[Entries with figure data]
----------------

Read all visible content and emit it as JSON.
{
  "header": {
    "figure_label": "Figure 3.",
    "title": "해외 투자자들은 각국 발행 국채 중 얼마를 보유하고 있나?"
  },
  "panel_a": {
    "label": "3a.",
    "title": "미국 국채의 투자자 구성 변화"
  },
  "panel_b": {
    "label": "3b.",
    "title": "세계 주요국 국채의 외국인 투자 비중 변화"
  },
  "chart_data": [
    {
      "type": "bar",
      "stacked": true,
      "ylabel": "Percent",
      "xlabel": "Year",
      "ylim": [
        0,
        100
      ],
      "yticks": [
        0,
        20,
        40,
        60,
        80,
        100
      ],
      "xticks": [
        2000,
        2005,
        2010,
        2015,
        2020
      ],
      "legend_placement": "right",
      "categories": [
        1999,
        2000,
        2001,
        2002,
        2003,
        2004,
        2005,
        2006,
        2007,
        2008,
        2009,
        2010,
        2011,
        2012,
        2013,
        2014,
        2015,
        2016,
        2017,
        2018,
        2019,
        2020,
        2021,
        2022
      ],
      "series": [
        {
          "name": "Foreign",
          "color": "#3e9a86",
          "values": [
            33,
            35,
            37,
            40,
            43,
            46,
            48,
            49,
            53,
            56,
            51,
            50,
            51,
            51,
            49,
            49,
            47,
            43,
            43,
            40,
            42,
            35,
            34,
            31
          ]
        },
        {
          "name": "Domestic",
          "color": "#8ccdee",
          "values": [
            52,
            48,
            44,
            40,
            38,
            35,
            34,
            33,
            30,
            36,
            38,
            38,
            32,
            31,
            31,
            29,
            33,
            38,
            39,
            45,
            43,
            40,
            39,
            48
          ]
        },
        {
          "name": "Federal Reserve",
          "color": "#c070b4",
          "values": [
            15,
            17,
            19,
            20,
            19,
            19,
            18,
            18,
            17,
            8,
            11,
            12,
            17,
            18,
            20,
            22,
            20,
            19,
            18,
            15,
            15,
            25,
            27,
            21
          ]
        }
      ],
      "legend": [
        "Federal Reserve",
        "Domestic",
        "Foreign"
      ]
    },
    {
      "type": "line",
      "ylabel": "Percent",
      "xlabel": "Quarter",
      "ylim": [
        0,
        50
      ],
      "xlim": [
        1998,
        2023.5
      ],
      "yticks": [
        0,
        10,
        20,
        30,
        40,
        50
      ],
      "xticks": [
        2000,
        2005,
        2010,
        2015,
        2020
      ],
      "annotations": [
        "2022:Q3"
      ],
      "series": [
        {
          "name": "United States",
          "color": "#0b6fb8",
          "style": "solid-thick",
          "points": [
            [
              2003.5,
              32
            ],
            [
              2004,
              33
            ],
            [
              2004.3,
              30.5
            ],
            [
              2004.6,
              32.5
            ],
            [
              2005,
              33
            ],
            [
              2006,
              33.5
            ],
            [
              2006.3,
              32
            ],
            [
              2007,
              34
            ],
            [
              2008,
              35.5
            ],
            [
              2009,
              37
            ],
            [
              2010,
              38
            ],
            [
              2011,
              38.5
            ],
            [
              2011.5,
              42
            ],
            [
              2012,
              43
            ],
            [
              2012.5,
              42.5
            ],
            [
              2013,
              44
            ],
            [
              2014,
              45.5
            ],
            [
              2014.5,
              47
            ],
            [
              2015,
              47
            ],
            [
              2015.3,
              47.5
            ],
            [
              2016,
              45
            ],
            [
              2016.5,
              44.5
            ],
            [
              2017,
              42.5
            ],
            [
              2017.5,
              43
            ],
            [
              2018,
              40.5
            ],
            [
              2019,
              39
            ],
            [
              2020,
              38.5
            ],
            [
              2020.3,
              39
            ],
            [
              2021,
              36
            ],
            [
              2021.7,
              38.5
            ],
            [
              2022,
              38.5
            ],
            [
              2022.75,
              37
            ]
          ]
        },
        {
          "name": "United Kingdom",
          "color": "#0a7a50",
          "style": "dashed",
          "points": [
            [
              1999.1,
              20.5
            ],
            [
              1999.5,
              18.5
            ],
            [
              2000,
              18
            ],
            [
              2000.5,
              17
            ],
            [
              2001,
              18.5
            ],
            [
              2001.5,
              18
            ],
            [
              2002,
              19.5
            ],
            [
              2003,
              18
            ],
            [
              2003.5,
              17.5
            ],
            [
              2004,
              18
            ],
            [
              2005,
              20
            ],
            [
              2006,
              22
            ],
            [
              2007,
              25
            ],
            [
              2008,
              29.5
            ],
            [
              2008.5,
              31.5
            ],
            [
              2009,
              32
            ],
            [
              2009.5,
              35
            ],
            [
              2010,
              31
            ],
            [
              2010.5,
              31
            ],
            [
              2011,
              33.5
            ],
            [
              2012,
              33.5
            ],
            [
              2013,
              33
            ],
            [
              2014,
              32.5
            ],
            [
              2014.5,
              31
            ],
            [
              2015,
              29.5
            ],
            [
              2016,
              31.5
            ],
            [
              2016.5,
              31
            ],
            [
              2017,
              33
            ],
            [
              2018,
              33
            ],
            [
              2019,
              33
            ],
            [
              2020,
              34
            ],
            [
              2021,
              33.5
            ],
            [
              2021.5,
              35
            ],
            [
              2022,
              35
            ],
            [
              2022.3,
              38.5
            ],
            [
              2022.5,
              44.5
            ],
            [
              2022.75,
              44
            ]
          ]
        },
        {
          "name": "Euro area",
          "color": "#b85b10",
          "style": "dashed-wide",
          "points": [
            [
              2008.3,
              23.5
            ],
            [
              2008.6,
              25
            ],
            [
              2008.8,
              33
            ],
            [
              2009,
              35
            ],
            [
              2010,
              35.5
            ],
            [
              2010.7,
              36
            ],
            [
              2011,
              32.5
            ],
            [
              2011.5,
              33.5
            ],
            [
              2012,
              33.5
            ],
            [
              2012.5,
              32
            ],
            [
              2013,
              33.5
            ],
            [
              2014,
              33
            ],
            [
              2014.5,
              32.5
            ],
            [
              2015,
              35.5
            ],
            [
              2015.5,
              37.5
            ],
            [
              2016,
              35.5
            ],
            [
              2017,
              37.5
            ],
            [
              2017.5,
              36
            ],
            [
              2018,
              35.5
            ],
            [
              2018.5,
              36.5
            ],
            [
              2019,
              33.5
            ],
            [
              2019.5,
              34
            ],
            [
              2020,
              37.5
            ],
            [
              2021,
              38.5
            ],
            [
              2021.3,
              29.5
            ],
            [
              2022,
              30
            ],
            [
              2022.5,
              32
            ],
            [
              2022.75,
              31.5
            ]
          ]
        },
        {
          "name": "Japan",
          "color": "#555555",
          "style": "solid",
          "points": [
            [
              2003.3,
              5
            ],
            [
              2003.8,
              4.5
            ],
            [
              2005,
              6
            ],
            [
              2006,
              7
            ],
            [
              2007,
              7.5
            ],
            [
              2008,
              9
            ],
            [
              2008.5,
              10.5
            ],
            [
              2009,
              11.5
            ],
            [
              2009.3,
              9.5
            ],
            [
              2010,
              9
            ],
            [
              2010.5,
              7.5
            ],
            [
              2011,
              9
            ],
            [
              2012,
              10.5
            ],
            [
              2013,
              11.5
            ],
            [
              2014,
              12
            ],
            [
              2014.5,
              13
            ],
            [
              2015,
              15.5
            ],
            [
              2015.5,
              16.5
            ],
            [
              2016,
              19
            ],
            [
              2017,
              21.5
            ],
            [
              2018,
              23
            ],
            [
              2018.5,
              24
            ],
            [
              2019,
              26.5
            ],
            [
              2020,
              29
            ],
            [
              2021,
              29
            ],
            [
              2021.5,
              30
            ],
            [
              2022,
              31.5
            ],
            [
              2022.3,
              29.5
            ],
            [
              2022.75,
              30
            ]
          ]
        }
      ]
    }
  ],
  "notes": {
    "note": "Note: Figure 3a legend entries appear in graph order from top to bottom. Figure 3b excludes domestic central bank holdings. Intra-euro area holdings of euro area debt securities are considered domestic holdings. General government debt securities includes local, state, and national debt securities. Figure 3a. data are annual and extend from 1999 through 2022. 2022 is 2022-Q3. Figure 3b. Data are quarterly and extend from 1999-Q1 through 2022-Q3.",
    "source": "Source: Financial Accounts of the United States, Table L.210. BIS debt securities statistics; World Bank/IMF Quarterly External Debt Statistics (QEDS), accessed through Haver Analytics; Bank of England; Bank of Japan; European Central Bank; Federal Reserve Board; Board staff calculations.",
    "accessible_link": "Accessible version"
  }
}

----------------

> **Your instructions**
From the entries above, copy each line holding "debt".

> **Answer for this exercise**
    "note": "Note: Figure 3a legend entries appear in graph order from top to bottom. Figure 3b excludes domestic central bank holdings. Intra-euro area holdings of euro area debt securities are considered domestic holdings. General government debt securities includes local, state, and national debt securities. Figure 3a. data are annual and extend from 1999 through 2022. 2022 is 2022-Q3. Figure 3b. Data are quarterly and extend from 1999-Q1 through 2022-Q3.",
    "source": "Source: Financial Accounts of the United States, Table L.210. BIS debt securities statistics; World Bank/IMF Quarterly External Debt Statistics (QEDS), accessed through Haver Analytics; Bank of England; Bank of Japan; European Central Bank; Federal Reserve Board; Board staff calculations.",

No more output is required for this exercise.